Now James wants to honor the spirit of the sibling he loved, respected and sometimes battled. The one whose diverse and prosperous coaching career included two state vollyeball final fours (1993, 1994) at her alma mater, and a state softball title game appearance at Countryside in 2016.

With the assistance of various beneficiaries and some of his sister’s longtime peers, he is holding the first Coach K Bayly Memorial Tournament on the Canterbury School campus in St. Petersburg on Saturday.

“Our plan is, as long as we can, we’re going to do this every year,” said veteran Canterbury coach Jody Moore, a five-time state champion who credits Kaylyn with helping her get established in the local softball community. “So this is our inaugural showing.”

Three teams — Canterbury, Countryside and Mount Dora Christian — will face each other in a three-game, round-robin format starting at 10 a.m. Moore said teams will gather for prayer and breakfast beforehand. Shirts commemorating the event will be available, and various items will be raffled.

Additionally, a $750 scholarship will be awarded to a senior from each team hoping to further their athletic career. James’ Facebook page includes information for those wishing to contribute financially to the event.

“Most importantly, when we do the presentation of the scholarships, make sure the kids understand that they’re not getting a scholarship because they’re the best player,” Moore said. “They’re getting a scholarship because they carry themselves through the game the way Kaylyn would be proud of.”

• [Aim of the task]
In the tournament article, how much is the scholarship given to a senior from each team? The entries are separate from the tournament article.

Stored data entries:

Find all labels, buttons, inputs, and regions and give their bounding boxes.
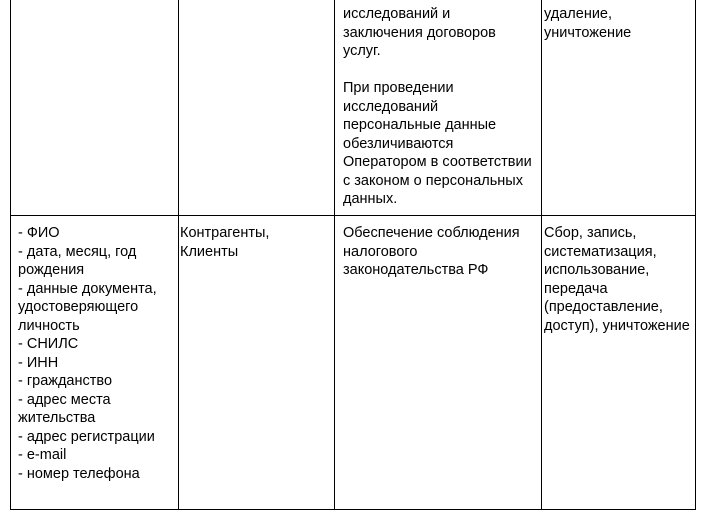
text-line: обезличиваются <box>343 135 454 152</box>
text-line: - СНИЛС <box>18 336 79 352</box>
text-line: персональные данные <box>343 117 497 133</box>
text-line: Оператором в соответствии <box>343 154 532 170</box>
text-line: - e-mail <box>18 447 67 463</box>
text-line: налогового <box>343 243 418 260</box>
text-line: исследований и <box>343 6 451 22</box>
row2-actions-cell <box>544 224 690 335</box>
text-line: передача <box>544 280 608 297</box>
data-table <box>10 0 696 510</box>
text-line: исследований <box>343 98 439 115</box>
text-line: При проведении <box>343 80 454 96</box>
text-line: - ФИО <box>18 225 60 241</box>
text-line: уничтожение <box>544 24 632 41</box>
text-line: - гражданство <box>18 373 113 389</box>
column-divider-1 <box>178 0 179 510</box>
table-border-left <box>10 0 11 510</box>
text-line: услуг. <box>343 43 381 59</box>
row1-purpose-cell <box>343 5 532 209</box>
row2-data-categories-cell <box>18 224 157 483</box>
column-divider-3 <box>541 0 542 510</box>
text-line: - дата, месяц, год <box>18 243 137 260</box>
table-border-right <box>695 0 696 510</box>
table-border-bottom <box>10 509 696 510</box>
text-line: заключения договоров <box>343 24 496 41</box>
text-line: - адрес места <box>18 391 111 408</box>
text-line: жительства <box>18 410 96 426</box>
row1-purpose-text-2 <box>343 79 532 209</box>
text-line: рождения <box>18 262 85 278</box>
text-line: удостоверяющего <box>18 299 139 315</box>
row1-actions-cell <box>544 5 631 42</box>
text-line: Обеспечение соблюдения <box>343 225 520 241</box>
text-line: - адрес регистрации <box>18 428 155 445</box>
column-divider-2 <box>334 0 335 510</box>
text-line: использование, <box>544 262 650 278</box>
text-line: Сбор, запись, <box>544 225 637 241</box>
text-line: Клиенты <box>180 243 239 260</box>
text-line: систематизация, <box>544 243 657 260</box>
text-line: - номер телефона <box>18 465 140 482</box>
text-line: с законом о персональных <box>343 172 523 189</box>
row-divider <box>10 215 696 216</box>
text-line: - ИНН <box>18 354 59 371</box>
row1-purpose-text-1 <box>343 5 532 61</box>
row2-purpose-cell <box>343 224 520 280</box>
text-line: - данные документа, <box>18 280 157 297</box>
text-line: Контрагенты, <box>180 225 270 241</box>
text-line: личность <box>18 317 80 334</box>
text-line: удаление, <box>544 6 613 22</box>
text-line: законодательства РФ <box>343 262 489 278</box>
row2-subjects-cell <box>180 224 269 261</box>
text-line: (предоставление, <box>544 299 663 315</box>
text-line: данных. <box>343 191 398 207</box>
text-line: доступ), уничтожение <box>544 317 690 334</box>
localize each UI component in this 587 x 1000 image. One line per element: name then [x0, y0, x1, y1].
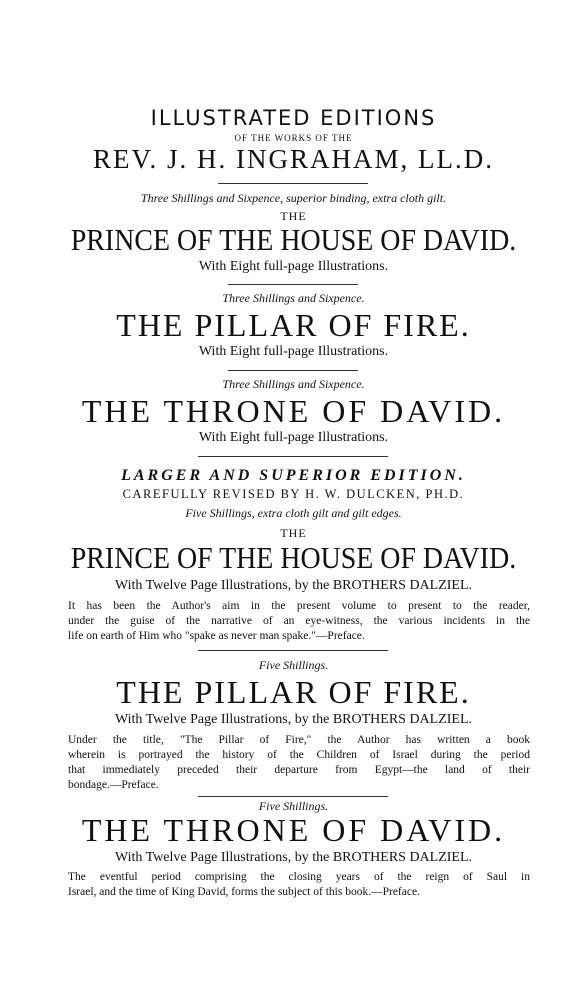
- book6-blurb: [68, 870, 530, 900]
- header-illustrated-editions: ILLUSTRATED EDITIONS: [150, 106, 437, 130]
- divider-rule: [198, 796, 388, 797]
- blurb-line: bondage.—Preface.: [68, 779, 159, 791]
- book1-illustrations: With Eight full-page Illustrations.: [198, 259, 389, 274]
- book4-illustrations: With Twelve Page Illustrations, by the BROTHERS DALZIEL.: [114, 578, 473, 593]
- book4-the: THE: [280, 526, 307, 540]
- header-of-the-works: OF THE WORKS OF THE: [234, 133, 353, 143]
- book6-price: Five Shillings.: [258, 799, 329, 813]
- blurb-line: The eventful period comprising the closing years of the reign of Saul in: [68, 871, 530, 883]
- blurb-line: It has been the Author's aim in the present volume to present to the reader,: [68, 600, 530, 612]
- blurb-line: wherein is portrayed the history of the Children of Israel during the period: [68, 749, 530, 761]
- divider-rule: [198, 456, 388, 457]
- book4-title: PRINCE OF THE HOUSE OF DAVID.: [70, 540, 517, 575]
- book6-illustrations: With Twelve Page Illustrations, by the BROTHERS DALZIEL.: [114, 850, 473, 865]
- book5-illustrations: With Twelve Page Illustrations, by the BROTHERS DALZIEL.: [114, 712, 473, 727]
- book5-price: Five Shillings.: [258, 658, 329, 672]
- blurb-line: under the guise of the narrative of an eye-witness, the various incidents in the: [68, 615, 530, 627]
- header-author: REV. J. H. INGRAHAM, LL.D.: [92, 144, 494, 174]
- book1-price: Three Shillings and Sixpence, superior binding, extra cloth gilt.: [140, 191, 447, 205]
- book3-illustrations: With Eight full-page Illustrations.: [198, 430, 389, 445]
- book6-title: THE THRONE OF DAVID.: [81, 812, 506, 848]
- blurb-line: Israel, and the time of King David, forms the subject of this book.—Preface.: [68, 886, 420, 898]
- book3-price: Three Shillings and Sixpence.: [222, 377, 365, 391]
- book3-title: THE THRONE OF DAVID.: [81, 393, 506, 429]
- blurb-line: life on earth of Him who "spake as never man spake."—Preface.: [68, 630, 365, 642]
- blurb-line: that immediately preceded their departure from Egypt—the land of their: [68, 764, 530, 776]
- book5-blurb: [68, 733, 530, 793]
- superior-heading: LARGER AND SUPERIOR EDITION.: [121, 467, 466, 484]
- book1-title: PRINCE OF THE HOUSE OF DAVID.: [70, 222, 517, 257]
- divider-rule: [198, 650, 388, 651]
- book2-illustrations: With Eight full-page Illustrations.: [198, 344, 389, 359]
- book2-title: THE PILLAR OF FIRE.: [116, 307, 471, 343]
- divider-rule: [228, 370, 358, 371]
- blurb-line: Under the title, "The Pillar of Fire," the Author has written a book: [68, 734, 530, 746]
- superior-price: Five Shillings, extra cloth gilt and gilt edges.: [185, 506, 402, 520]
- superior-revised: CAREFULLY REVISED BY H. W. DULCKEN, PH.D.: [122, 487, 465, 501]
- divider-rule: [218, 183, 368, 184]
- book5-title: THE PILLAR OF FIRE.: [116, 674, 471, 710]
- book4-blurb: [68, 599, 530, 644]
- book1-the: THE: [280, 209, 307, 223]
- book2-price: Three Shillings and Sixpence.: [222, 291, 365, 305]
- divider-rule: [228, 284, 358, 285]
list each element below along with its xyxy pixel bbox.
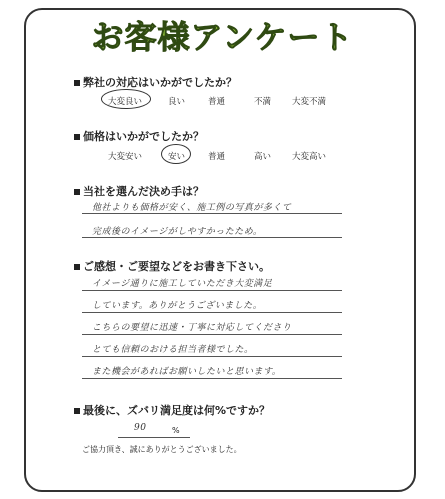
q4-answer-line-2: しています。ありがとうございました。 <box>92 301 263 311</box>
bullet-square-icon <box>74 408 80 414</box>
question-2-text: 価格はいかがでしたか？ <box>83 130 204 143</box>
answer-rule <box>82 378 342 379</box>
question-3-text: 当社を選んだ決め手は？ <box>83 185 204 198</box>
q4-answer-line-5: また機会があればお願いしたいと思います。 <box>92 367 282 377</box>
q1-option-3[interactable]: 普通 <box>208 97 226 107</box>
q2-option-1[interactable]: 大変安い <box>108 152 143 162</box>
q1-option-5[interactable]: 大変不満 <box>292 97 327 107</box>
question-4-text: ご感想・ご要望などをお書き下さい。 <box>83 260 270 273</box>
q4-answer-line-1: イメージ通りに施工していただき大変満足 <box>92 279 273 289</box>
q2-selected-circle <box>161 144 191 164</box>
thanks-message: ご協力頂き、誠にありがとうございました。 <box>82 445 242 454</box>
q1-option-1[interactable]: 大変良い <box>108 97 143 107</box>
answer-rule <box>82 312 342 313</box>
q2-option-2[interactable]: 安い <box>168 152 186 162</box>
answer-rule <box>82 356 342 357</box>
answer-rule <box>82 213 342 214</box>
satisfaction-rule <box>118 437 190 438</box>
bullet-square-icon <box>74 264 80 270</box>
q1-option-2[interactable]: 良い <box>168 97 186 107</box>
question-4-label <box>74 258 270 274</box>
q1-option-4[interactable]: 不満 <box>254 97 272 107</box>
q4-answer-line-4: とても信頼のおける担当者様でした。 <box>92 345 254 355</box>
satisfaction-value: 90 <box>134 423 147 433</box>
q1-selected-circle <box>101 89 151 109</box>
answer-rule <box>82 237 342 238</box>
q2-option-4[interactable]: 高い <box>254 152 272 162</box>
q3-answer-line-1: 他社よりも価格が安く、施工例の写真が多くて <box>92 203 292 213</box>
q2-option-5[interactable]: 大変高い <box>292 152 327 162</box>
answer-rule <box>82 290 342 291</box>
answer-rule <box>82 334 342 335</box>
q4-answer-line-3: こちらの要望に迅速・丁寧に対応してくださり <box>92 323 292 333</box>
q3-answer-line-2: 完成後のイメージがしやすかったため。 <box>92 227 263 237</box>
question-3-label <box>74 183 204 199</box>
question-5-label <box>74 402 270 418</box>
satisfaction-unit: % <box>172 426 180 435</box>
question-5-text: 最後に、ズバリ満足度は何%ですか？ <box>83 404 271 417</box>
q2-option-3[interactable]: 普通 <box>208 152 226 162</box>
question-2-label <box>74 128 204 144</box>
question-1-text: 弊社の対応はいかがでしたか？ <box>83 76 237 89</box>
bullet-square-icon <box>74 80 80 86</box>
question-1-label <box>74 74 237 90</box>
bullet-square-icon <box>74 134 80 140</box>
bullet-square-icon <box>74 189 80 195</box>
page-title: お客様アンケート <box>91 18 354 56</box>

• [Task response]
$750